• **Dataset entries**
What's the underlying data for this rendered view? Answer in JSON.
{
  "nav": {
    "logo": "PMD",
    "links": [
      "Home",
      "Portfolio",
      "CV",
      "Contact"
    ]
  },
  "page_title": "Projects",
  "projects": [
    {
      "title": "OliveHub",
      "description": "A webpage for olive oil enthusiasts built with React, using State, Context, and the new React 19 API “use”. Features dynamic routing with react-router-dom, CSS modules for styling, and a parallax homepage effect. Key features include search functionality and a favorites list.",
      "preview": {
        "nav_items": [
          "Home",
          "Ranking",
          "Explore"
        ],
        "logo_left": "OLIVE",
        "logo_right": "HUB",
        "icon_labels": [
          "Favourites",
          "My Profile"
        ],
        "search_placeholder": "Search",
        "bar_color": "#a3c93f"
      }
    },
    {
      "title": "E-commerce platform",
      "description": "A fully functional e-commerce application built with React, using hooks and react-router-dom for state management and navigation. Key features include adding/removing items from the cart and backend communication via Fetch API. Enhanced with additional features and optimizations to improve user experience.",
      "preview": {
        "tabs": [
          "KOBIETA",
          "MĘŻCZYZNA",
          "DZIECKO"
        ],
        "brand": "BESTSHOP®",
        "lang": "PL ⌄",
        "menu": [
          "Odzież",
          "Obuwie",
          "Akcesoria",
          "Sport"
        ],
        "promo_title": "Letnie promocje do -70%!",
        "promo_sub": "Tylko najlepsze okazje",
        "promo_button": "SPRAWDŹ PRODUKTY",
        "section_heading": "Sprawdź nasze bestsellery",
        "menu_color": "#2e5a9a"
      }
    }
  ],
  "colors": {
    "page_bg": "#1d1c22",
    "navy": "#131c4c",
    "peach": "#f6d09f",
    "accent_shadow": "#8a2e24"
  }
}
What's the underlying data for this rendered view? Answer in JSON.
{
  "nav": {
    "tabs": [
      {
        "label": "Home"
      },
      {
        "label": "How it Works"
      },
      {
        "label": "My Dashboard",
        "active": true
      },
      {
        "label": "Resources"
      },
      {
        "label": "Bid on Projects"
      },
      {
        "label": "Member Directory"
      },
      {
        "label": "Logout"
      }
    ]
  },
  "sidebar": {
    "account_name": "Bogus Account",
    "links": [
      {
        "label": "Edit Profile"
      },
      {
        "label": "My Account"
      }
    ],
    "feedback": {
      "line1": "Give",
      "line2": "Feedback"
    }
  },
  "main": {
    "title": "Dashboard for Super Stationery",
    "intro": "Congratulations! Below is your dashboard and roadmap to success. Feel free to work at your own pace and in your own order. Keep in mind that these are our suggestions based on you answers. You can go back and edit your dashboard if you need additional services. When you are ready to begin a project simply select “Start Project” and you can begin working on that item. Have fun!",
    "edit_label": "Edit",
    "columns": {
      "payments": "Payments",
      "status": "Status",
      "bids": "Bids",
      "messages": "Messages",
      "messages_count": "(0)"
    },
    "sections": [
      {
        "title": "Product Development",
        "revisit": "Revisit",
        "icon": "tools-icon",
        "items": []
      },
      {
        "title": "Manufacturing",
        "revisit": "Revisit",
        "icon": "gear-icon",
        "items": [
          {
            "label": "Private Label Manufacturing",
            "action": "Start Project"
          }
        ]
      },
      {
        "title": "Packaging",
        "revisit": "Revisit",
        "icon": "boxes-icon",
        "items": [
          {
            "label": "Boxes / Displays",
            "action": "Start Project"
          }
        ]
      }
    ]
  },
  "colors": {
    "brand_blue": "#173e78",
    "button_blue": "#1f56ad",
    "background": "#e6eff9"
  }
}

• **Short task**
Copy out all of the data exactly, leaving nothing out.

• **Written reply**
What's the underlying data for this rendered view? Answer in JSON.
{
  "nav": {
    "logo": "PMD",
    "links": [
      "Home",
      "Portfolio",
      "CV",
      "Contact"
    ]
  },
  "page_title": "Projects",
  "projects": [
    {
      "title": "OliveHub",
      "description": "A webpage for olive oil enthusiasts built with React, using State, Context, and the new React 19 API “use”. Features dynamic routing with react-router-dom, CSS modules for styling, and a parallax homepage effect. Key features include search functionality and a favorites list.",
      "preview": {
        "nav_items": [
          "Home",
          "Ranking",
          "Explore"
        ],
        "logo_left": "OLIVE",
        "logo_right": "HUB",
        "icon_labels": [
          "Favourites",
          "My Profile"
        ],
        "search_placeholder": "Search",
        "bar_color": "#a3c93f"
      }
    },
    {
      "title": "E-commerce platform",
      "description": "A fully functional e-commerce application built with React, using hooks and react-router-dom for state management and navigation. Key features include adding/removing items from the cart and backend communication via Fetch API. Enhanced with additional features and optimizations to improve user experience.",
      "preview": {
        "tabs": [
          "KOBIETA",
          "MĘŻCZYZNA",
          "DZIECKO"
        ],
        "brand": "BESTSHOP®",
        "lang": "PL ⌄",
        "menu": [
          "Odzież",
          "Obuwie",
          "Akcesoria",
          "Sport"
        ],
        "promo_title": "Letnie promocje do -70%!",
        "promo_sub": "Tylko najlepsze okazje",
        "promo_button": "SPRAWDŹ PRODUKTY",
        "section_heading": "Sprawdź nasze bestsellery",
        "menu_color": "#2e5a9a"
      }
    }
  ],
  "colors": {
    "page_bg": "#1d1c22",
    "navy": "#131c4c",
    "peach": "#f6d09f",
    "accent_shadow": "#8a2e24"
  }
}
What's the underlying data for this rendered view? Answer in JSON.
{
  "nav": {
    "tabs": [
      {
        "label": "Home"
      },
      {
        "label": "How it Works"
      },
      {
        "label": "My Dashboard",
        "active": true
      },
      {
        "label": "Resources"
      },
      {
        "label": "Bid on Projects"
      },
      {
        "label": "Member Directory"
      },
      {
        "label": "Logout"
      }
    ]
  },
  "sidebar": {
    "account_name": "Bogus Account",
    "links": [
      {
        "label": "Edit Profile"
      },
      {
        "label": "My Account"
      }
    ],
    "feedback": {
      "line1": "Give",
      "line2": "Feedback"
    }
  },
  "main": {
    "title": "Dashboard for Super Stationery",
    "intro": "Congratulations! Below is your dashboard and roadmap to success. Feel free to work at your own pace and in your own order. Keep in mind that these are our suggestions based on you answers. You can go back and edit your dashboard if you need additional services. When you are ready to begin a project simply select “Start Project” and you can begin working on that item. Have fun!",
    "edit_label": "Edit",
    "columns": {
      "payments": "Payments",
      "status": "Status",
      "bids": "Bids",
      "messages": "Messages",
      "messages_count": "(0)"
    },
    "sections": [
      {
        "title": "Product Development",
        "revisit": "Revisit",
        "icon": "tools-icon",
        "items": []
      },
      {
        "title": "Manufacturing",
        "revisit": "Revisit",
        "icon": "gear-icon",
        "items": [
          {
            "label": "Private Label Manufacturing",
            "action": "Start Project"
          }
        ]
      },
      {
        "title": "Packaging",
        "revisit": "Revisit",
        "icon": "boxes-icon",
        "items": [
          {
            "label": "Boxes / Displays",
            "action": "Start Project"
          }
        ]
      }
    ]
  },
  "colors": {
    "brand_blue": "#173e78",
    "button_blue": "#1f56ad",
    "background": "#e6eff9"
  }
}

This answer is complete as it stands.